Begin Records provided

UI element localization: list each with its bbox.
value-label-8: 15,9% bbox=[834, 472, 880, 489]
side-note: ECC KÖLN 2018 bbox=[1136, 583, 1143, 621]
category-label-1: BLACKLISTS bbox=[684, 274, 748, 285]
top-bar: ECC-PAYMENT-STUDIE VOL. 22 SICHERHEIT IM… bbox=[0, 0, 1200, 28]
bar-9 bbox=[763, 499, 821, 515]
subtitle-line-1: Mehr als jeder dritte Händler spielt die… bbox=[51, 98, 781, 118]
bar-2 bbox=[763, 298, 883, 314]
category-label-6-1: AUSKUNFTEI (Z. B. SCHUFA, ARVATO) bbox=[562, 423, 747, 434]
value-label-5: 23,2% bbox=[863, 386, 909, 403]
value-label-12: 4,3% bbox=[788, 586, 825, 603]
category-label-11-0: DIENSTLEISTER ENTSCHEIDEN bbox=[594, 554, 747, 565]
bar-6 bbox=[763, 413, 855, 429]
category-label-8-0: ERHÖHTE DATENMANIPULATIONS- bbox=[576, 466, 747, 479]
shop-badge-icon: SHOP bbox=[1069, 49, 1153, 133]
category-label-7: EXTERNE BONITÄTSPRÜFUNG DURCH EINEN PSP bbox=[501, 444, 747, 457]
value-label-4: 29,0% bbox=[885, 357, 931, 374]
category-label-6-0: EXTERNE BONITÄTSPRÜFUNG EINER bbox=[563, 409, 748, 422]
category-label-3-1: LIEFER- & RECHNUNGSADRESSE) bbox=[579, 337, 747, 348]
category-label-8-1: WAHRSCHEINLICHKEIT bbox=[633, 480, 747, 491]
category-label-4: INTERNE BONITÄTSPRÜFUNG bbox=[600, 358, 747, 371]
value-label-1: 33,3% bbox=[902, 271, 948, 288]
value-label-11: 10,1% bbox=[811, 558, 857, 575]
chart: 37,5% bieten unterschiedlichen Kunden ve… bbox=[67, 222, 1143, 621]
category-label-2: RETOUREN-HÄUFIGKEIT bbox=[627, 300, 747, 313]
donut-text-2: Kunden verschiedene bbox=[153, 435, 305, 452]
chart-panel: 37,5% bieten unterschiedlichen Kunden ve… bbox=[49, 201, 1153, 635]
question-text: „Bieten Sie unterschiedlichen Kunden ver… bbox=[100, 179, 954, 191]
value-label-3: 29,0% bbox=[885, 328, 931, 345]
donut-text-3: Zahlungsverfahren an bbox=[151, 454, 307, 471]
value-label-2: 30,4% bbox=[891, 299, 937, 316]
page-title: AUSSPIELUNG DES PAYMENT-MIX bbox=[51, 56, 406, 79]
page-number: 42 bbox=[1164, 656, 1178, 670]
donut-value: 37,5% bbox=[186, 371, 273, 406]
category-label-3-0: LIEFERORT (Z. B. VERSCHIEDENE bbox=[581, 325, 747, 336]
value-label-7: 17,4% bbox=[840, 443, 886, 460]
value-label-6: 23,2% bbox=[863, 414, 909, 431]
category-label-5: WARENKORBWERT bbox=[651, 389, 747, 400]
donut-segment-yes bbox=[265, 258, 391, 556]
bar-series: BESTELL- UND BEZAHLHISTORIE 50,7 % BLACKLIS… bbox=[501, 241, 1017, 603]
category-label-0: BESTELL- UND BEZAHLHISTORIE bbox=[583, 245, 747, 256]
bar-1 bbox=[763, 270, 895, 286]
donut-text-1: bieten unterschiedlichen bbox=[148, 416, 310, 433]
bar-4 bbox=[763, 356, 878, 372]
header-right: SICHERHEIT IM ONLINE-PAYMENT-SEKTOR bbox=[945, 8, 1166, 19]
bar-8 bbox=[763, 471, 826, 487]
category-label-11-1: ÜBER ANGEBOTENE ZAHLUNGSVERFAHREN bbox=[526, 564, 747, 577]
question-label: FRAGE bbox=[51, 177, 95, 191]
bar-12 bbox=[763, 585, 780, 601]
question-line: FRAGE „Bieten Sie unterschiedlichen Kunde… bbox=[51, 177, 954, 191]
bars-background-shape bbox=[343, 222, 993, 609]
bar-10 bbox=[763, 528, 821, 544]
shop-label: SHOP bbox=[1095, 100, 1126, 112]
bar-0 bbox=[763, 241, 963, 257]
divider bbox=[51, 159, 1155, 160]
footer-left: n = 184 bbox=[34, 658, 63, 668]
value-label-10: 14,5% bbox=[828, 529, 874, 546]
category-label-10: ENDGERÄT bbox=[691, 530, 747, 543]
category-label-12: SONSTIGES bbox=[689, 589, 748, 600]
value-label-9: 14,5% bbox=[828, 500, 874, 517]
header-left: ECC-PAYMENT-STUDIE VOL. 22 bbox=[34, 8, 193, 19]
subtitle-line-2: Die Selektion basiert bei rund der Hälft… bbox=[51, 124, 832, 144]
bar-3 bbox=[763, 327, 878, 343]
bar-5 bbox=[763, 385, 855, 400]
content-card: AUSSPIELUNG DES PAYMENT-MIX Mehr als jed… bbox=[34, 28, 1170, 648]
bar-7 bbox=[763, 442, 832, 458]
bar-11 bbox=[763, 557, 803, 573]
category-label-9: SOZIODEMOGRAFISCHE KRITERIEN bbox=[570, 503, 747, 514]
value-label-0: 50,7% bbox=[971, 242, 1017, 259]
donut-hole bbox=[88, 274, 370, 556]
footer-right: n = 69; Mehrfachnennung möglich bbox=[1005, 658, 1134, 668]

End Records provided

*What you need to do*: Rewrite the material from its start through the line containing "category-label-6-0: EXTERNE BONITÄTSPRÜFUNG", replacing "BONITÄTSPRÜFUNG" with "KREDITPRÜFUNG" and leaving everything else unchanged.

*Full output*:
UI element localization: list each with its bbox.
value-label-8: 15,9% bbox=[834, 472, 880, 489]
side-note: ECC KÖLN 2018 bbox=[1136, 583, 1143, 621]
category-label-1: BLACKLISTS bbox=[684, 274, 748, 285]
top-bar: ECC-PAYMENT-STUDIE VOL. 22 SICHERHEIT IM… bbox=[0, 0, 1200, 28]
bar-9 bbox=[763, 499, 821, 515]
subtitle-line-1: Mehr als jeder dritte Händler spielt die… bbox=[51, 98, 781, 118]
bar-2 bbox=[763, 298, 883, 314]
category-label-6-1: AUSKUNFTEI (Z. B. SCHUFA, ARVATO) bbox=[562, 423, 747, 434]
value-label-5: 23,2% bbox=[863, 386, 909, 403]
value-label-12: 4,3% bbox=[788, 586, 825, 603]
category-label-11-0: DIENSTLEISTER ENTSCHEIDEN bbox=[594, 554, 747, 565]
bar-6 bbox=[763, 413, 855, 429]
category-label-8-0: ERHÖHTE DATENMANIPULATIONS- bbox=[576, 466, 747, 479]
shop-badge-icon: SHOP bbox=[1069, 49, 1153, 133]
category-label-7: EXTERNE KREDITPRÜFUNG DURCH EINEN PSP bbox=[501, 444, 747, 457]
value-label-4: 29,0% bbox=[885, 357, 931, 374]
category-label-6-0: EXTERNE KREDITPRÜFUNG EINER bbox=[563, 409, 748, 422]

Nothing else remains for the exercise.